- Dataset records:
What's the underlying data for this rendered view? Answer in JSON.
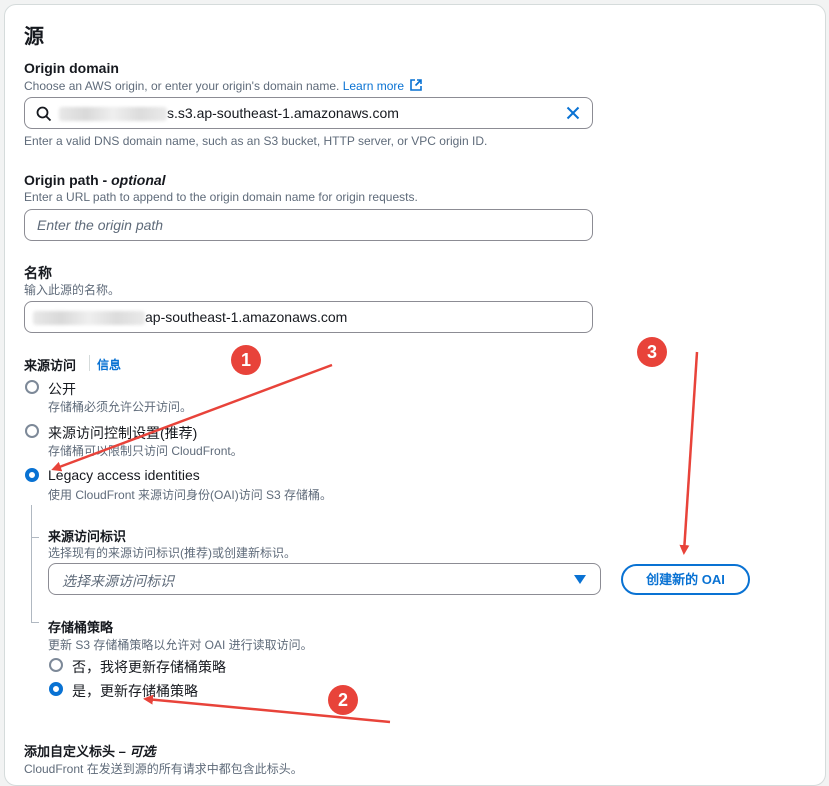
{
  "section": {
    "title": "源"
  },
  "origin_domain": {
    "label": "Origin domain",
    "desc": "Choose an AWS origin, or enter your origin's domain name.",
    "learn_more": "Learn more",
    "value_suffix": "s.s3.ap-southeast-1.amazonaws.com",
    "hint": "Enter a valid DNS domain name, such as an S3 bucket, HTTP server, or VPC origin ID."
  },
  "origin_path": {
    "label": "Origin path - ",
    "label_optional": "optional",
    "desc": "Enter a URL path to append to the origin domain name for origin requests.",
    "placeholder": "Enter the origin path"
  },
  "name": {
    "label": "名称",
    "desc": "输入此源的名称。",
    "value_suffix": "ap-southeast-1.amazonaws.com"
  },
  "origin_access": {
    "label": "来源访问",
    "info": "信息",
    "options": [
      {
        "label": "公开",
        "desc": "存储桶必须允许公开访问。",
        "selected": false
      },
      {
        "label": "来源访问控制设置(推荐)",
        "desc": "存储桶可以限制只访问 CloudFront。",
        "selected": false
      },
      {
        "label": "Legacy access identities",
        "desc": "使用 CloudFront 来源访问身份(OAI)访问 S3 存储桶。",
        "selected": true
      }
    ]
  },
  "oai": {
    "label": "来源访问标识",
    "desc": "选择现有的来源访问标识(推荐)或创建新标识。",
    "placeholder": "选择来源访问标识",
    "create_button": "创建新的 OAI"
  },
  "bucket_policy": {
    "label": "存储桶策略",
    "desc": "更新 S3 存储桶策略以允许对 OAI 进行读取访问。",
    "options": [
      {
        "label": "否，我将更新存储桶策略",
        "selected": false
      },
      {
        "label": "是，更新存储桶策略",
        "selected": true
      }
    ]
  },
  "custom_headers": {
    "label": "添加自定义标头 – ",
    "label_optional": "可选",
    "desc": "CloudFront 在发送到源的所有请求中都包含此标头。"
  },
  "annotations": [
    "1",
    "2",
    "3"
  ],
  "colors": {
    "accent": "#0972d3",
    "annotation": "#e8433a"
  }
}
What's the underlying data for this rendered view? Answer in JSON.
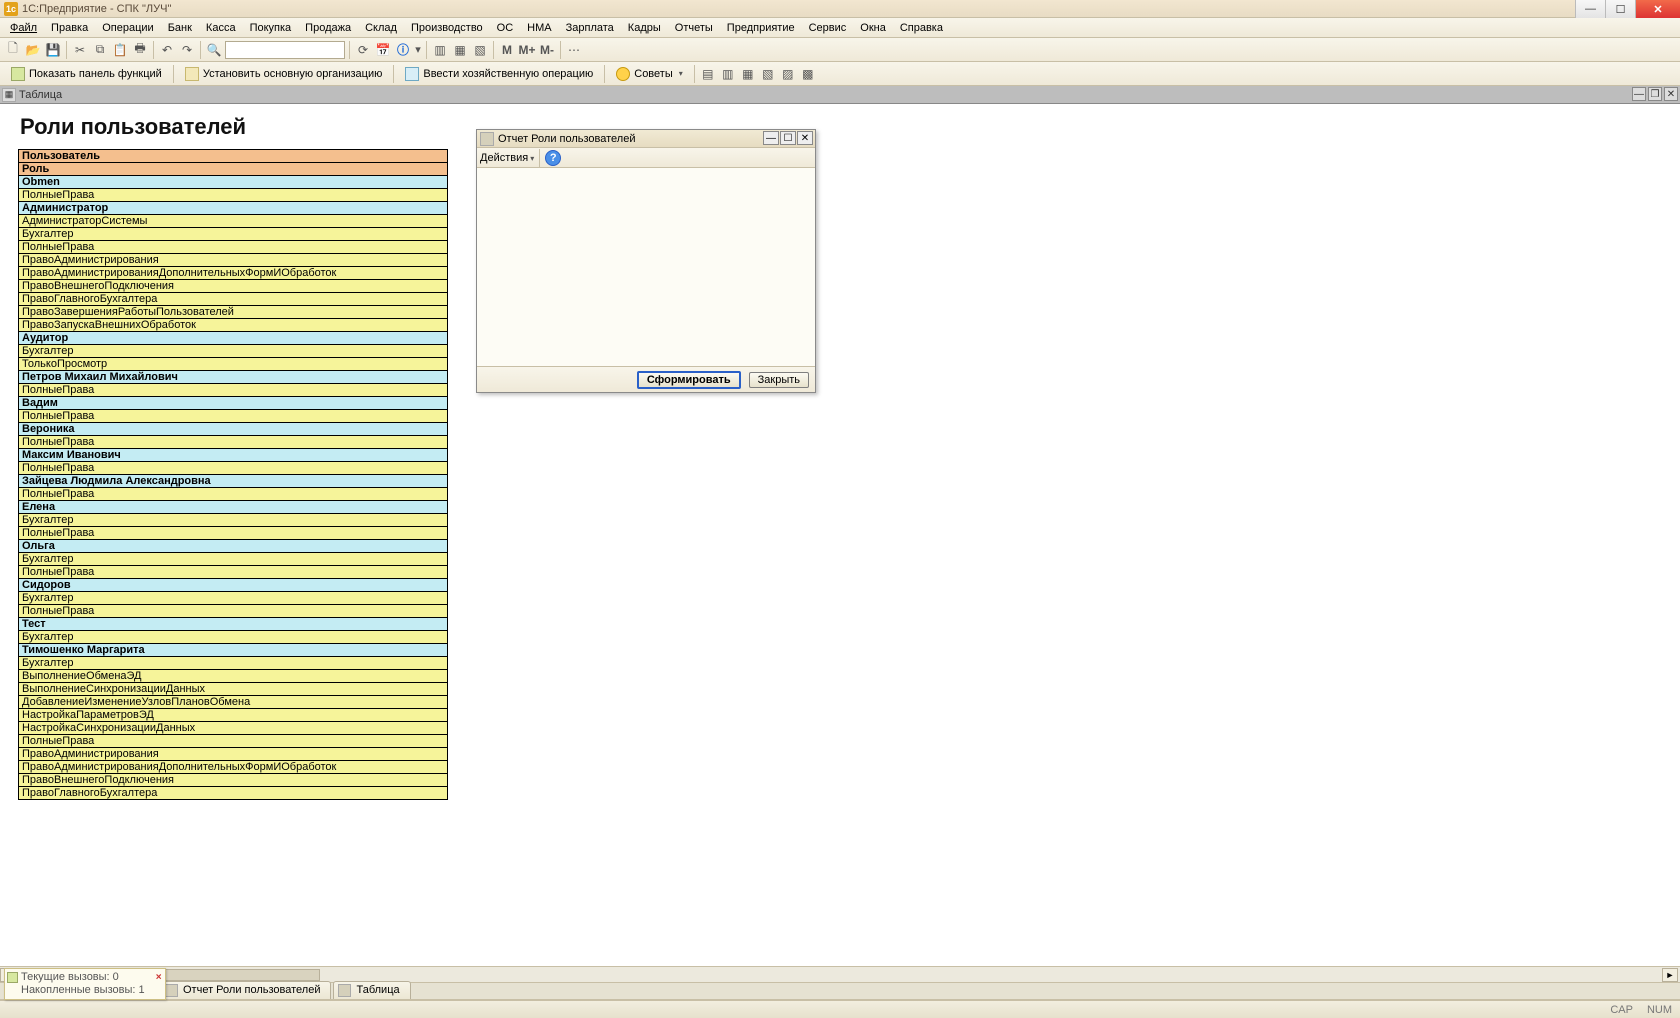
{
  "title_bar": "1С:Предприятие - СПК \"ЛУЧ\"",
  "menus": [
    "Файл",
    "Правка",
    "Операции",
    "Банк",
    "Касса",
    "Покупка",
    "Продажа",
    "Склад",
    "Производство",
    "ОС",
    "НМА",
    "Зарплата",
    "Кадры",
    "Отчеты",
    "Предприятие",
    "Сервис",
    "Окна",
    "Справка"
  ],
  "toolbar2": {
    "btn1": "Показать панель функций",
    "btn2": "Установить основную организацию",
    "btn3": "Ввести хозяйственную операцию",
    "btn4": "Советы"
  },
  "doc_tab": "Таблица",
  "report": {
    "title": "Роли пользователей",
    "header1": "Пользователь",
    "header2": "Роль",
    "groups": [
      {
        "user": "Obmen",
        "roles": [
          "ПолныеПрава"
        ]
      },
      {
        "user": "Администратор",
        "roles": [
          "АдминистраторСистемы",
          "Бухгалтер",
          "ПолныеПрава",
          "ПравоАдминистрирования",
          "ПравоАдминистрированияДополнительныхФормИОбработок",
          "ПравоВнешнегоПодключения",
          "ПравоГлавногоБухгалтера",
          "ПравоЗавершенияРаботыПользователей",
          "ПравоЗапускаВнешнихОбработок"
        ]
      },
      {
        "user": "Аудитор",
        "roles": [
          "Бухгалтер",
          "ТолькоПросмотр"
        ]
      },
      {
        "user": "Петров Михаил Михайлович",
        "roles": [
          "ПолныеПрава"
        ]
      },
      {
        "user": "Вадим",
        "roles": [
          "ПолныеПрава"
        ]
      },
      {
        "user": "Вероника",
        "roles": [
          "ПолныеПрава"
        ]
      },
      {
        "user": "Максим Иванович",
        "roles": [
          "ПолныеПрава"
        ]
      },
      {
        "user": "Зайцева Людмила Александровна",
        "roles": [
          "ПолныеПрава"
        ]
      },
      {
        "user": "Елена",
        "roles": [
          "Бухгалтер",
          "ПолныеПрава"
        ]
      },
      {
        "user": "Ольга",
        "roles": [
          "Бухгалтер",
          "ПолныеПрава"
        ]
      },
      {
        "user": "Сидоров",
        "roles": [
          "Бухгалтер",
          "ПолныеПрава"
        ]
      },
      {
        "user": "Тест",
        "roles": [
          "Бухгалтер"
        ]
      },
      {
        "user": "Тимошенко Маргарита",
        "roles": [
          "Бухгалтер",
          "ВыполнениеОбменаЭД",
          "ВыполнениеСинхронизацииДанных",
          "ДобавлениеИзменениеУзловПлановОбмена",
          "НастройкаПараметровЭД",
          "НастройкаСинхронизацииДанных",
          "ПолныеПрава",
          "ПравоАдминистрирования",
          "ПравоАдминистрированияДополнительныхФормИОбработок",
          "ПравоВнешнегоПодключения",
          "ПравоГлавногоБухгалтера"
        ]
      }
    ]
  },
  "dialog": {
    "title": "Отчет  Роли пользователей",
    "actions": "Действия",
    "ok": "Сформировать",
    "close": "Закрыть"
  },
  "wintabs": [
    "Отчет  Роли пользователей",
    "Таблица"
  ],
  "status_popup": {
    "line1": "Текущие вызовы: 0",
    "line2": "Накопленные вызовы: 1"
  },
  "statusbar": {
    "cap": "CAP",
    "num": "NUM"
  }
}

- What is asked: Pictures are not part of the copy; output everything else in the records exactly.

- Solution for this problem:
What's the underlying data for this rendered view? Answer in JSON.
{
  "section": {
    "title": "源"
  },
  "origin_domain": {
    "label": "Origin domain",
    "desc": "Choose an AWS origin, or enter your origin's domain name.",
    "learn_more": "Learn more",
    "value_suffix": "s.s3.ap-southeast-1.amazonaws.com",
    "hint": "Enter a valid DNS domain name, such as an S3 bucket, HTTP server, or VPC origin ID."
  },
  "origin_path": {
    "label": "Origin path - ",
    "label_optional": "optional",
    "desc": "Enter a URL path to append to the origin domain name for origin requests.",
    "placeholder": "Enter the origin path"
  },
  "name": {
    "label": "名称",
    "desc": "输入此源的名称。",
    "value_suffix": "ap-southeast-1.amazonaws.com"
  },
  "origin_access": {
    "label": "来源访问",
    "info": "信息",
    "options": [
      {
        "label": "公开",
        "desc": "存储桶必须允许公开访问。",
        "selected": false
      },
      {
        "label": "来源访问控制设置(推荐)",
        "desc": "存储桶可以限制只访问 CloudFront。",
        "selected": false
      },
      {
        "label": "Legacy access identities",
        "desc": "使用 CloudFront 来源访问身份(OAI)访问 S3 存储桶。",
        "selected": true
      }
    ]
  },
  "oai": {
    "label": "来源访问标识",
    "desc": "选择现有的来源访问标识(推荐)或创建新标识。",
    "placeholder": "选择来源访问标识",
    "create_button": "创建新的 OAI"
  },
  "bucket_policy": {
    "label": "存储桶策略",
    "desc": "更新 S3 存储桶策略以允许对 OAI 进行读取访问。",
    "options": [
      {
        "label": "否，我将更新存储桶策略",
        "selected": false
      },
      {
        "label": "是，更新存储桶策略",
        "selected": true
      }
    ]
  },
  "custom_headers": {
    "label": "添加自定义标头 – ",
    "label_optional": "可选",
    "desc": "CloudFront 在发送到源的所有请求中都包含此标头。"
  },
  "annotations": [
    "1",
    "2",
    "3"
  ],
  "colors": {
    "accent": "#0972d3",
    "annotation": "#e8433a"
  }
}
What's the underlying data for this rendered view? Answer in JSON.
{
  "title_bar": "1С:Предприятие - СПК \"ЛУЧ\"",
  "menus": [
    "Файл",
    "Правка",
    "Операции",
    "Банк",
    "Касса",
    "Покупка",
    "Продажа",
    "Склад",
    "Производство",
    "ОС",
    "НМА",
    "Зарплата",
    "Кадры",
    "Отчеты",
    "Предприятие",
    "Сервис",
    "Окна",
    "Справка"
  ],
  "toolbar2": {
    "btn1": "Показать панель функций",
    "btn2": "Установить основную организацию",
    "btn3": "Ввести хозяйственную операцию",
    "btn4": "Советы"
  },
  "doc_tab": "Таблица",
  "report": {
    "title": "Роли пользователей",
    "header1": "Пользователь",
    "header2": "Роль",
    "groups": [
      {
        "user": "Obmen",
        "roles": [
          "ПолныеПрава"
        ]
      },
      {
        "user": "Администратор",
        "roles": [
          "АдминистраторСистемы",
          "Бухгалтер",
          "ПолныеПрава",
          "ПравоАдминистрирования",
          "ПравоАдминистрированияДополнительныхФормИОбработок",
          "ПравоВнешнегоПодключения",
          "ПравоГлавногоБухгалтера",
          "ПравоЗавершенияРаботыПользователей",
          "ПравоЗапускаВнешнихОбработок"
        ]
      },
      {
        "user": "Аудитор",
        "roles": [
          "Бухгалтер",
          "ТолькоПросмотр"
        ]
      },
      {
        "user": "Петров Михаил Михайлович",
        "roles": [
          "ПолныеПрава"
        ]
      },
      {
        "user": "Вадим",
        "roles": [
          "ПолныеПрава"
        ]
      },
      {
        "user": "Вероника",
        "roles": [
          "ПолныеПрава"
        ]
      },
      {
        "user": "Максим Иванович",
        "roles": [
          "ПолныеПрава"
        ]
      },
      {
        "user": "Зайцева Людмила Александровна",
        "roles": [
          "ПолныеПрава"
        ]
      },
      {
        "user": "Елена",
        "roles": [
          "Бухгалтер",
          "ПолныеПрава"
        ]
      },
      {
        "user": "Ольга",
        "roles": [
          "Бухгалтер",
          "ПолныеПрава"
        ]
      },
      {
        "user": "Сидоров",
        "roles": [
          "Бухгалтер",
          "ПолныеПрава"
        ]
      },
      {
        "user": "Тест",
        "roles": [
          "Бухгалтер"
        ]
      },
      {
        "user": "Тимошенко Маргарита",
        "roles": [
          "Бухгалтер",
          "ВыполнениеОбменаЭД",
          "ВыполнениеСинхронизацииДанных",
          "ДобавлениеИзменениеУзловПлановОбмена",
          "НастройкаПараметровЭД",
          "НастройкаСинхронизацииДанных",
          "ПолныеПрава",
          "ПравоАдминистрирования",
          "ПравоАдминистрированияДополнительныхФормИОбработок",
          "ПравоВнешнегоПодключения",
          "ПравоГлавногоБухгалтера"
        ]
      }
    ]
  },
  "dialog": {
    "title": "Отчет  Роли пользователей",
    "actions": "Действия",
    "ok": "Сформировать",
    "close": "Закрыть"
  },
  "wintabs": [
    "Отчет  Роли пользователей",
    "Таблица"
  ],
  "status_popup": {
    "line1": "Текущие вызовы: 0",
    "line2": "Накопленные вызовы: 1"
  },
  "statusbar": {
    "cap": "CAP",
    "num": "NUM"
  }
}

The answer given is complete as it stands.